WHAT YOU WILL DO: Determine how many lines contain the string "Equilibrium". Reply with that figure and nothing else.

--- --- ---

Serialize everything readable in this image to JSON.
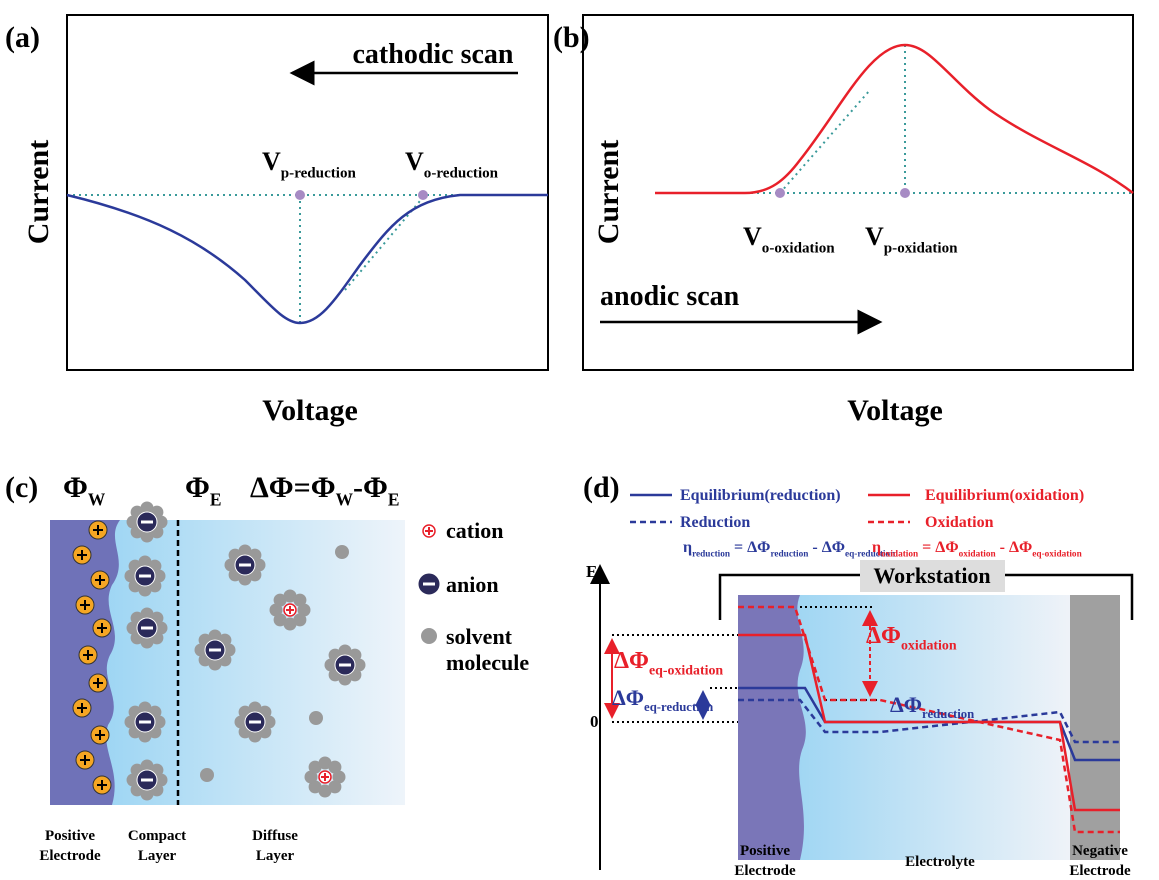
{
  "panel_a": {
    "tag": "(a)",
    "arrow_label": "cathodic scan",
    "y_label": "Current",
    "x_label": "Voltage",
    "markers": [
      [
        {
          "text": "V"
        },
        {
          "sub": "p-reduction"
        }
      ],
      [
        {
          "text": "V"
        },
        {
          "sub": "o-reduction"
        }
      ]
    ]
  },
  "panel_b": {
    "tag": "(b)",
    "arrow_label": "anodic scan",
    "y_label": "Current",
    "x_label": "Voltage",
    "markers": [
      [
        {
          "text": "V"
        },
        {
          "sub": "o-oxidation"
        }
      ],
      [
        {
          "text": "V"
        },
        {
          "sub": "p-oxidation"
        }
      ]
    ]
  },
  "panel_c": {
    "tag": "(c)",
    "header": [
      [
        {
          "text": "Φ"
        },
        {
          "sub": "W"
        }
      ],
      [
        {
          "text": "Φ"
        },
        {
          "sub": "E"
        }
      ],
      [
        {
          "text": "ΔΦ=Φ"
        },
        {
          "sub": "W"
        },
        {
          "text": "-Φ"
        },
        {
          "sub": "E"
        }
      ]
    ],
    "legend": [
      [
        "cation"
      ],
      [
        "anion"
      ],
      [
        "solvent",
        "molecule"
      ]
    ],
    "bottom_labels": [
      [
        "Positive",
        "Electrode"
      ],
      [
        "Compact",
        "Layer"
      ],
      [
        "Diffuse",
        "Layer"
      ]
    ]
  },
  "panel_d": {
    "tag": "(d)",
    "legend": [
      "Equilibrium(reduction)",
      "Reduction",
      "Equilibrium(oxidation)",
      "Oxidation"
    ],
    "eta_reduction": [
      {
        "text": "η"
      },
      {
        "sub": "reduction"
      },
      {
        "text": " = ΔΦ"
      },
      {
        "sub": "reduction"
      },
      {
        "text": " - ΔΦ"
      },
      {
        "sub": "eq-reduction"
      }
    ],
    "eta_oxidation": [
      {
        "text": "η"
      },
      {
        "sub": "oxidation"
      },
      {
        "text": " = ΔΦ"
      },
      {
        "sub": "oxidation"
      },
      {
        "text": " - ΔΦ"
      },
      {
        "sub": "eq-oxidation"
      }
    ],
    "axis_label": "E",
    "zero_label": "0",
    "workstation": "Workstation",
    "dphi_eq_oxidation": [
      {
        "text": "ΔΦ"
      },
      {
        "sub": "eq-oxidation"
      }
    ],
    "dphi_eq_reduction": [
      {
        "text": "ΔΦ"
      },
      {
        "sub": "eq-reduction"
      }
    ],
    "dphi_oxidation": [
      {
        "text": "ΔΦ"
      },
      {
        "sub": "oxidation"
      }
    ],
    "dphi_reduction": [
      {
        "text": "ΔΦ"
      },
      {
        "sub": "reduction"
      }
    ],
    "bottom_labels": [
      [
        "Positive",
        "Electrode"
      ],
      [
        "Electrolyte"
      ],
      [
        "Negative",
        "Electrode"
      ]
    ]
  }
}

--- --- ---

OUTPUT OF THE TASK: 2